- _WHAT YOU ARE ASKED TO DO_: The entire listing is to be repeated verbatim.

begin EXCERPTED RECORDS

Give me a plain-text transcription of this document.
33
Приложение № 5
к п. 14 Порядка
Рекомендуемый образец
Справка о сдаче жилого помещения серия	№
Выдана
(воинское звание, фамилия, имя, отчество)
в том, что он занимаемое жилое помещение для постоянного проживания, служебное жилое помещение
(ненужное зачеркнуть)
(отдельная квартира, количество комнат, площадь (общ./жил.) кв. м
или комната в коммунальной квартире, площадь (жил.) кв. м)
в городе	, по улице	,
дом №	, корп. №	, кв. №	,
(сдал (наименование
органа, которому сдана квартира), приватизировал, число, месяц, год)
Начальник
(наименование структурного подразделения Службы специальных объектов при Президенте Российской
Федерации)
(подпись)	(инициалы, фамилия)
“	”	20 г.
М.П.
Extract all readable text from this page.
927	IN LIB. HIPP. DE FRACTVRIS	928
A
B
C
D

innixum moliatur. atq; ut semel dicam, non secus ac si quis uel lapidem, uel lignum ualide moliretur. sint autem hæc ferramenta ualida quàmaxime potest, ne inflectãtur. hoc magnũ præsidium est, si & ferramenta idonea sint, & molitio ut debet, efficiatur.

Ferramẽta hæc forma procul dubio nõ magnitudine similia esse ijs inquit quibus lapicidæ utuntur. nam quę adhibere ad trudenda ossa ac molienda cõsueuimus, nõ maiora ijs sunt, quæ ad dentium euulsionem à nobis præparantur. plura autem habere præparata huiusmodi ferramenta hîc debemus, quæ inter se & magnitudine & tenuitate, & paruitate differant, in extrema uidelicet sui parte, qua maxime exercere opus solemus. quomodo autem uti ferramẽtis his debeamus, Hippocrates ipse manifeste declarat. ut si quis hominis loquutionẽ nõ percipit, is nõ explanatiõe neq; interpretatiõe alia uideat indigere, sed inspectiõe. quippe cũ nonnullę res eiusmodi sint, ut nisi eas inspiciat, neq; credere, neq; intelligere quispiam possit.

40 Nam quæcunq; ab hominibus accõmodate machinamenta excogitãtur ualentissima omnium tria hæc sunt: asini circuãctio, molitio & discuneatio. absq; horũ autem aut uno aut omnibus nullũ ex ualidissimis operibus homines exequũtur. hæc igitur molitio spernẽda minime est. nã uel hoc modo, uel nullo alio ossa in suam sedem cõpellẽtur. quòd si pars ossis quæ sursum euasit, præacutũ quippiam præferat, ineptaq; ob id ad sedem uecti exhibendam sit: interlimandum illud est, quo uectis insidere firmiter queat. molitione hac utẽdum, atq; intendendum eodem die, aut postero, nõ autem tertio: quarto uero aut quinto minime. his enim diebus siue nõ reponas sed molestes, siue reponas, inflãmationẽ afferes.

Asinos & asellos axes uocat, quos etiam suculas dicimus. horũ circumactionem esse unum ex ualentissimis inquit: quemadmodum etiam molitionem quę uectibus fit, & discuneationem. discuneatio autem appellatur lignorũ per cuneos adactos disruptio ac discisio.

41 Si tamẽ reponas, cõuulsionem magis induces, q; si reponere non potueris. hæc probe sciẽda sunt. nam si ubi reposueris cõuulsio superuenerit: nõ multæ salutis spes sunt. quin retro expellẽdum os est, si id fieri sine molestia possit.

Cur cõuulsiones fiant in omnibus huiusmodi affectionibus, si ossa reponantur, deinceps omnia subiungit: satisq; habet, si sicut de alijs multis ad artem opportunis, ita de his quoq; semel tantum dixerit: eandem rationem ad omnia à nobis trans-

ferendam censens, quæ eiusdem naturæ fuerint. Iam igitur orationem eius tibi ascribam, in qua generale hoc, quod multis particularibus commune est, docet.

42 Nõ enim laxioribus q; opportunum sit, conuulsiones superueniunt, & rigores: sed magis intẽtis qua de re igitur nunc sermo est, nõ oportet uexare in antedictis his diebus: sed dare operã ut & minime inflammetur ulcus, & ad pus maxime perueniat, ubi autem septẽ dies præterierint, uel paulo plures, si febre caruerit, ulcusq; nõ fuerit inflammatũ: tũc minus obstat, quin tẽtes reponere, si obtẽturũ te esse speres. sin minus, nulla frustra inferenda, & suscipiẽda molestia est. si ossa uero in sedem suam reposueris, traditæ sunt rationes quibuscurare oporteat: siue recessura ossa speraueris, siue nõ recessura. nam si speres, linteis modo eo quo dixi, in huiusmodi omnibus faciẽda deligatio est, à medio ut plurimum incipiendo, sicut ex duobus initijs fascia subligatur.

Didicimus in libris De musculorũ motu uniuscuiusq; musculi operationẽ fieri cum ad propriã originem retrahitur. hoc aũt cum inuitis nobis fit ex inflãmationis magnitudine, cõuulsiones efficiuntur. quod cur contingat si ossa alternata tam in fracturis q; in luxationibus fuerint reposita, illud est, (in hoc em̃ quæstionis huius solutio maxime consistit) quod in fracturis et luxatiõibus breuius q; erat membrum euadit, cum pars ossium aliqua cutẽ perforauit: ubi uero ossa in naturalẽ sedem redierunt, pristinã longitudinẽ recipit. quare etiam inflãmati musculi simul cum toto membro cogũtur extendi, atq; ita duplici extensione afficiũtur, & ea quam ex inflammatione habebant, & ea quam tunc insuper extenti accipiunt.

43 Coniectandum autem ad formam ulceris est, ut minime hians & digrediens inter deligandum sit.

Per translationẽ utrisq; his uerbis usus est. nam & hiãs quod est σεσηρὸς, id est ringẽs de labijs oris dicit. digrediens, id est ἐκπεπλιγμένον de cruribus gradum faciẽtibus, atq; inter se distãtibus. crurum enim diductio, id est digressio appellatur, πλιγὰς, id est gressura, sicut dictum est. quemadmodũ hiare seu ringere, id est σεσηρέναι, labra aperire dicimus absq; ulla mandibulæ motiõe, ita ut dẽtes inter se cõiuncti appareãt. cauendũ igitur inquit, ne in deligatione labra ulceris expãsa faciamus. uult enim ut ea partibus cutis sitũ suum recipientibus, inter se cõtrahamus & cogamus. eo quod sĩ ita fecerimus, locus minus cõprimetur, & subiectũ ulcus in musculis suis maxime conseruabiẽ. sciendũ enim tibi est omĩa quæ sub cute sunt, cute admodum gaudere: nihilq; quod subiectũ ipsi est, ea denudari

end EXCERPTED RECORDS

- _ANSWER FOR THE TASK_:
Give me a plain-text transcription of this document.
33
Приложение № 5
к п. 14 Порядка
Рекомендуемый образец
Справка о сдаче жилого помещения серия	№
Выдана
(воинское звание, фамилия, имя, отчество)
в том, что он занимаемое жилое помещение для постоянного проживания, служебное жилое помещение
(ненужное зачеркнуть)
(отдельная квартира, количество комнат, площадь (общ./жил.) кв. м
или комната в коммунальной квартире, площадь (жил.) кв. м)
в городе	, по улице	,
дом №	, корп. №	, кв. №	,
(сдал (наименование
органа, которому сдана квартира), приватизировал, число, месяц, год)
Начальник
(наименование структурного подразделения Службы специальных объектов при Президенте Российской
Федерации)
(подпись)	(инициалы, фамилия)
“	”	20 г.
М.П.
Extract all readable text from this page.
927	IN LIB. HIPP. DE FRACTVRIS	928
A
B
C
D

innixum moliatur. atq; ut semel dicam, non secus ac si quis uel lapidem, uel lignum ualide moliretur. sint autem hæc ferramenta ualida quàmaxime potest, ne inflectãtur. hoc magnũ præsidium est, si & ferramenta idonea sint, & molitio ut debet, efficiatur.

Ferramẽta hæc forma procul dubio nõ magnitudine similia esse ijs inquit quibus lapicidæ utuntur. nam quę adhibere ad trudenda ossa ac molienda cõsueuimus, nõ maiora ijs sunt, quæ ad dentium euulsionem à nobis præparantur. plura autem habere præparata huiusmodi ferramenta hîc debemus, quæ inter se & magnitudine & tenuitate, & paruitate differant, in extrema uidelicet sui parte, qua maxime exercere opus solemus. quomodo autem uti ferramẽtis his debeamus, Hippocrates ipse manifeste declarat. ut si quis hominis loquutionẽ nõ percipit, is nõ explanatiõe neq; interpretatiõe alia uideat indigere, sed inspectiõe. quippe cũ nonnullę res eiusmodi sint, ut nisi eas inspiciat, neq; credere, neq; intelligere quispiam possit.

40 Nam quæcunq; ab hominibus accõmodate machinamenta excogitãtur ualentissima omnium tria hæc sunt: asini circuãctio, molitio & discuneatio. absq; horũ autem aut uno aut omnibus nullũ ex ualidissimis operibus homines exequũtur. hæc igitur molitio spernẽda minime est. nã uel hoc modo, uel nullo alio ossa in suam sedem cõpellẽtur. quòd si pars ossis quæ sursum euasit, præacutũ quippiam præferat, ineptaq; ob id ad sedem uecti exhibendam sit: interlimandum illud est, quo uectis insidere firmiter queat. molitione hac utẽdum, atq; intendendum eodem die, aut postero, nõ autem tertio: quarto uero aut quinto minime. his enim diebus siue nõ reponas sed molestes, siue reponas, inflãmationẽ afferes.

Asinos & asellos axes uocat, quos etiam suculas dicimus. horũ circumactionem esse unum ex ualentissimis inquit: quemadmodum etiam molitionem quę uectibus fit, & discuneationem. discuneatio autem appellatur lignorũ per cuneos adactos disruptio ac discisio.

41 Si tamẽ reponas, cõuulsionem magis induces, q; si reponere non potueris. hæc probe sciẽda sunt. nam si ubi reposueris cõuulsio superuenerit: nõ multæ salutis spes sunt. quin retro expellẽdum os est, si id fieri sine molestia possit.

Cur cõuulsiones fiant in omnibus huiusmodi affectionibus, si ossa reponantur, deinceps omnia subiungit: satisq; habet, si sicut de alijs multis ad artem opportunis, ita de his quoq; semel tantum dixerit: eandem rationem ad omnia à nobis trans-

ferendam censens, quæ eiusdem naturæ fuerint. Iam igitur orationem eius tibi ascribam, in qua generale hoc, quod multis particularibus commune est, docet.

42 Nõ enim laxioribus q; opportunum sit, conuulsiones superueniunt, & rigores: sed magis intẽtis qua de re igitur nunc sermo est, nõ oportet uexare in antedictis his diebus: sed dare operã ut & minime inflammetur ulcus, & ad pus maxime perueniat, ubi autem septẽ dies præterierint, uel paulo plures, si febre caruerit, ulcusq; nõ fuerit inflammatũ: tũc minus obstat, quin tẽtes reponere, si obtẽturũ te esse speres. sin minus, nulla frustra inferenda, & suscipiẽda molestia est. si ossa uero in sedem suam reposueris, traditæ sunt rationes quibuscurare oporteat: siue recessura ossa speraueris, siue nõ recessura. nam si speres, linteis modo eo quo dixi, in huiusmodi omnibus faciẽda deligatio est, à medio ut plurimum incipiendo, sicut ex duobus initijs fascia subligatur.

Didicimus in libris De musculorũ motu uniuscuiusq; musculi operationẽ fieri cum ad propriã originem retrahitur. hoc aũt cum inuitis nobis fit ex inflãmationis magnitudine, cõuulsiones efficiuntur. quod cur contingat si ossa alternata tam in fracturis q; in luxationibus fuerint reposita, illud est, (in hoc em̃ quæstionis huius solutio maxime consistit) quod in fracturis et luxatiõibus breuius q; erat membrum euadit, cum pars ossium aliqua cutẽ perforauit: ubi uero ossa in naturalẽ sedem redierunt, pristinã longitudinẽ recipit. quare etiam inflãmati musculi simul cum toto membro cogũtur extendi, atq; ita duplici extensione afficiũtur, & ea quam ex inflammatione habebant, & ea quam tunc insuper extenti accipiunt.

43 Coniectandum autem ad formam ulceris est, ut minime hians & digrediens inter deligandum sit.

Per translationẽ utrisq; his uerbis usus est. nam & hiãs quod est σεσηρὸς, id est ringẽs de labijs oris dicit. digrediens, id est ἐκπεπλιγμένον de cruribus gradum faciẽtibus, atq; inter se distãtibus. crurum enim diductio, id est digressio appellatur, πλιγὰς, id est gressura, sicut dictum est. quemadmodũ hiare seu ringere, id est σεσηρέναι, labra aperire dicimus absq; ulla mandibulæ motiõe, ita ut dẽtes inter se cõiuncti appareãt. cauendũ igitur inquit, ne in deligatione labra ulceris expãsa faciamus. uult enim ut ea partibus cutis sitũ suum recipientibus, inter se cõtrahamus & cogamus. eo quod sĩ ita fecerimus, locus minus cõprimetur, & subiectũ ulcus in musculis suis maxime conseruabiẽ. sciendũ enim tibi est omĩa quæ sub cute sunt, cute admodum gaudere: nihilq; quod subiectũ ipsi est, ea denudari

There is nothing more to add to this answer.